* begin *

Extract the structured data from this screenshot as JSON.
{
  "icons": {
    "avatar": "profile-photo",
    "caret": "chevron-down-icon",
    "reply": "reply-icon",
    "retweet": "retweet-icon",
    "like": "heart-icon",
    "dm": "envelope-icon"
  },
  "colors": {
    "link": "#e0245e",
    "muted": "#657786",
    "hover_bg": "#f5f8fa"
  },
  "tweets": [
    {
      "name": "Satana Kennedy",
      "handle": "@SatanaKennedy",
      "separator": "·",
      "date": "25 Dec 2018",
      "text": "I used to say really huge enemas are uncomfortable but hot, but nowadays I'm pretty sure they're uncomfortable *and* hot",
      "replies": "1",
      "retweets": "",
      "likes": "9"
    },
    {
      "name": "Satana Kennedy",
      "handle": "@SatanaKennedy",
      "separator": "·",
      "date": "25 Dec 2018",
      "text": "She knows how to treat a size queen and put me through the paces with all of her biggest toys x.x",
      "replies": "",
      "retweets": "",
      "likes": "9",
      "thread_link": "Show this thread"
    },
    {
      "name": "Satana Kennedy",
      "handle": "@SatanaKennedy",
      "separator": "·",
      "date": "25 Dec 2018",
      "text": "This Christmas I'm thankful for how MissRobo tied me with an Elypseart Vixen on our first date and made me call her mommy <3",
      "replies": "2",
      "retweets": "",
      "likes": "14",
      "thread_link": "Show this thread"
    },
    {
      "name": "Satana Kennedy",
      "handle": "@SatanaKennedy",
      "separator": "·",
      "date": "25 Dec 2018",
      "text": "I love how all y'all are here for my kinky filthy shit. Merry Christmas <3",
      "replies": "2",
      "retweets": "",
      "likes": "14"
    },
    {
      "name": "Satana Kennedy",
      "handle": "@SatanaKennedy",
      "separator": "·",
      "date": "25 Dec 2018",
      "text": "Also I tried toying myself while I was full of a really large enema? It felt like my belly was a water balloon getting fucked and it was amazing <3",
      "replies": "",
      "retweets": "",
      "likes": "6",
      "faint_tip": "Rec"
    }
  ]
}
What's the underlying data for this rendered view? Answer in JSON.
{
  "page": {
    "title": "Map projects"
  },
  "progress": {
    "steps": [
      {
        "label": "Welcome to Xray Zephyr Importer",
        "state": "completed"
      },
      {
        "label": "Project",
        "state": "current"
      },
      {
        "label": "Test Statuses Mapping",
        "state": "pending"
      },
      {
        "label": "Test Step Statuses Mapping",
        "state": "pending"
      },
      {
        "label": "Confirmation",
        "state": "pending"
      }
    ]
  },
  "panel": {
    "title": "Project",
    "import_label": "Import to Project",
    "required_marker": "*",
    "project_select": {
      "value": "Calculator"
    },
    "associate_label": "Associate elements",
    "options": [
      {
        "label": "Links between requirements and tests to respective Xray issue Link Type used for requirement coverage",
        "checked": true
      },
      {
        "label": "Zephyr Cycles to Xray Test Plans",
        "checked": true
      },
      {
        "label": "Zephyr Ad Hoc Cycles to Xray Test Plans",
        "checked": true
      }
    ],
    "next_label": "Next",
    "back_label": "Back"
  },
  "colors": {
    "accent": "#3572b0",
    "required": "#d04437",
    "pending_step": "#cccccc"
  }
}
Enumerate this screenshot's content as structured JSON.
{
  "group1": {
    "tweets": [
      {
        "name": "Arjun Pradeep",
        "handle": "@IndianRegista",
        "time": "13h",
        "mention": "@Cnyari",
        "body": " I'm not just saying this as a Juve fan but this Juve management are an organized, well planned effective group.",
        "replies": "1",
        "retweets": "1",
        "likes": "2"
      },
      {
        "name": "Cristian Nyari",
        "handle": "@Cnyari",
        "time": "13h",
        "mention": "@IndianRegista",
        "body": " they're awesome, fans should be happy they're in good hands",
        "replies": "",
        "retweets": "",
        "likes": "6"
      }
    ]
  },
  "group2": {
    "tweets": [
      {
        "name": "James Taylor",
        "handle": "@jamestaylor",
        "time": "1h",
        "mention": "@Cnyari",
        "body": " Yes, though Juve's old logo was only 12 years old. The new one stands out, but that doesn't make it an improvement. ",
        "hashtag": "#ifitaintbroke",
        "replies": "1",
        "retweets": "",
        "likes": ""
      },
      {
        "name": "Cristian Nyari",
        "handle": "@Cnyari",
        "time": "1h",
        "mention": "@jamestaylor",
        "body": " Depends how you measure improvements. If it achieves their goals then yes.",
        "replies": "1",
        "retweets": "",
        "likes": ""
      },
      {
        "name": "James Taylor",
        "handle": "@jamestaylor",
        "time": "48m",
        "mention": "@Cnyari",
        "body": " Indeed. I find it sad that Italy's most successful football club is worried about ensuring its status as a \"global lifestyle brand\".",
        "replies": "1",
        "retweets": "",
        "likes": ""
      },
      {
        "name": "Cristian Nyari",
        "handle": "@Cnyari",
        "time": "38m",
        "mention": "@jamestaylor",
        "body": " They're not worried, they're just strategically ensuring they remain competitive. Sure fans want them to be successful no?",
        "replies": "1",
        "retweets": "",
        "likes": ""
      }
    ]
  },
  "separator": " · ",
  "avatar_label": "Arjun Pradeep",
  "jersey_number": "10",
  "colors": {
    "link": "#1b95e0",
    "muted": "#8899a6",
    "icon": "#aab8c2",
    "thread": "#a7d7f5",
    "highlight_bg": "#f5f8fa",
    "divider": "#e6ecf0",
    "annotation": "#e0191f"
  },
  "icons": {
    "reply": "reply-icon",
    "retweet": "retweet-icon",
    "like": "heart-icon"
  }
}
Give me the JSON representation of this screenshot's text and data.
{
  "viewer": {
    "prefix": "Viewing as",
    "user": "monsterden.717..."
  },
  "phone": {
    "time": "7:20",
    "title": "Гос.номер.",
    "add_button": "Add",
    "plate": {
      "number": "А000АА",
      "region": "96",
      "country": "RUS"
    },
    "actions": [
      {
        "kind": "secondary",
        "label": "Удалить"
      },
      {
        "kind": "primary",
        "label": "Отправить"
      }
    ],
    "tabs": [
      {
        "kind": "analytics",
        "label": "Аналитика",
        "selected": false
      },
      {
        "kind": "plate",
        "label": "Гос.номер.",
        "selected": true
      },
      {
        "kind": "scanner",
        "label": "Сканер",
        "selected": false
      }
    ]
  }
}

* end *

> What is required:
Exactly reproduce all of the entries.

> Result of the task:
Extract the structured data from this screenshot as JSON.
{
  "icons": {
    "avatar": "profile-photo",
    "caret": "chevron-down-icon",
    "reply": "reply-icon",
    "retweet": "retweet-icon",
    "like": "heart-icon",
    "dm": "envelope-icon"
  },
  "colors": {
    "link": "#e0245e",
    "muted": "#657786",
    "hover_bg": "#f5f8fa"
  },
  "tweets": [
    {
      "name": "Satana Kennedy",
      "handle": "@SatanaKennedy",
      "separator": "·",
      "date": "25 Dec 2018",
      "text": "I used to say really huge enemas are uncomfortable but hot, but nowadays I'm pretty sure they're uncomfortable *and* hot",
      "replies": "1",
      "retweets": "",
      "likes": "9"
    },
    {
      "name": "Satana Kennedy",
      "handle": "@SatanaKennedy",
      "separator": "·",
      "date": "25 Dec 2018",
      "text": "She knows how to treat a size queen and put me through the paces with all of her biggest toys x.x",
      "replies": "",
      "retweets": "",
      "likes": "9",
      "thread_link": "Show this thread"
    },
    {
      "name": "Satana Kennedy",
      "handle": "@SatanaKennedy",
      "separator": "·",
      "date": "25 Dec 2018",
      "text": "This Christmas I'm thankful for how MissRobo tied me with an Elypseart Vixen on our first date and made me call her mommy <3",
      "replies": "2",
      "retweets": "",
      "likes": "14",
      "thread_link": "Show this thread"
    },
    {
      "name": "Satana Kennedy",
      "handle": "@SatanaKennedy",
      "separator": "·",
      "date": "25 Dec 2018",
      "text": "I love how all y'all are here for my kinky filthy shit. Merry Christmas <3",
      "replies": "2",
      "retweets": "",
      "likes": "14"
    },
    {
      "name": "Satana Kennedy",
      "handle": "@SatanaKennedy",
      "separator": "·",
      "date": "25 Dec 2018",
      "text": "Also I tried toying myself while I was full of a really large enema? It felt like my belly was a water balloon getting fucked and it was amazing <3",
      "replies": "",
      "retweets": "",
      "likes": "6",
      "faint_tip": "Rec"
    }
  ]
}
What's the underlying data for this rendered view? Answer in JSON.
{
  "page": {
    "title": "Map projects"
  },
  "progress": {
    "steps": [
      {
        "label": "Welcome to Xray Zephyr Importer",
        "state": "completed"
      },
      {
        "label": "Project",
        "state": "current"
      },
      {
        "label": "Test Statuses Mapping",
        "state": "pending"
      },
      {
        "label": "Test Step Statuses Mapping",
        "state": "pending"
      },
      {
        "label": "Confirmation",
        "state": "pending"
      }
    ]
  },
  "panel": {
    "title": "Project",
    "import_label": "Import to Project",
    "required_marker": "*",
    "project_select": {
      "value": "Calculator"
    },
    "associate_label": "Associate elements",
    "options": [
      {
        "label": "Links between requirements and tests to respective Xray issue Link Type used for requirement coverage",
        "checked": true
      },
      {
        "label": "Zephyr Cycles to Xray Test Plans",
        "checked": true
      },
      {
        "label": "Zephyr Ad Hoc Cycles to Xray Test Plans",
        "checked": true
      }
    ],
    "next_label": "Next",
    "back_label": "Back"
  },
  "colors": {
    "accent": "#3572b0",
    "required": "#d04437",
    "pending_step": "#cccccc"
  }
}
Enumerate this screenshot's content as structured JSON.
{
  "group1": {
    "tweets": [
      {
        "name": "Arjun Pradeep",
        "handle": "@IndianRegista",
        "time": "13h",
        "mention": "@Cnyari",
        "body": " I'm not just saying this as a Juve fan but this Juve management are an organized, well planned effective group.",
        "replies": "1",
        "retweets": "1",
        "likes": "2"
      },
      {
        "name": "Cristian Nyari",
        "handle": "@Cnyari",
        "time": "13h",
        "mention": "@IndianRegista",
        "body": " they're awesome, fans should be happy they're in good hands",
        "replies": "",
        "retweets": "",
        "likes": "6"
      }
    ]
  },
  "group2": {
    "tweets": [
      {
        "name": "James Taylor",
        "handle": "@jamestaylor",
        "time": "1h",
        "mention": "@Cnyari",
        "body": " Yes, though Juve's old logo was only 12 years old. The new one stands out, but that doesn't make it an improvement. ",
        "hashtag": "#ifitaintbroke",
        "replies": "1",
        "retweets": "",
        "likes": ""
      },
      {
        "name": "Cristian Nyari",
        "handle": "@Cnyari",
        "time": "1h",
        "mention": "@jamestaylor",
        "body": " Depends how you measure improvements. If it achieves their goals then yes.",
        "replies": "1",
        "retweets": "",
        "likes": ""
      },
      {
        "name": "James Taylor",
        "handle": "@jamestaylor",
        "time": "48m",
        "mention": "@Cnyari",
        "body": " Indeed. I find it sad that Italy's most successful football club is worried about ensuring its status as a \"global lifestyle brand\".",
        "replies": "1",
        "retweets": "",
        "likes": ""
      },
      {
        "name": "Cristian Nyari",
        "handle": "@Cnyari",
        "time": "38m",
        "mention": "@jamestaylor",
        "body": " They're not worried, they're just strategically ensuring they remain competitive. Sure fans want them to be successful no?",
        "replies": "1",
        "retweets": "",
        "likes": ""
      }
    ]
  },
  "separator": " · ",
  "avatar_label": "Arjun Pradeep",
  "jersey_number": "10",
  "colors": {
    "link": "#1b95e0",
    "muted": "#8899a6",
    "icon": "#aab8c2",
    "thread": "#a7d7f5",
    "highlight_bg": "#f5f8fa",
    "divider": "#e6ecf0",
    "annotation": "#e0191f"
  },
  "icons": {
    "reply": "reply-icon",
    "retweet": "retweet-icon",
    "like": "heart-icon"
  }
}
Give me the JSON representation of this screenshot's text and data.
{
  "viewer": {
    "prefix": "Viewing as",
    "user": "monsterden.717..."
  },
  "phone": {
    "time": "7:20",
    "title": "Гос.номер.",
    "add_button": "Add",
    "plate": {
      "number": "А000АА",
      "region": "96",
      "country": "RUS"
    },
    "actions": [
      {
        "kind": "secondary",
        "label": "Удалить"
      },
      {
        "kind": "primary",
        "label": "Отправить"
      }
    ],
    "tabs": [
      {
        "kind": "analytics",
        "label": "Аналитика",
        "selected": false
      },
      {
        "kind": "plate",
        "label": "Гос.номер.",
        "selected": true
      },
      {
        "kind": "scanner",
        "label": "Сканер",
        "selected": false
      }
    ]
  }
}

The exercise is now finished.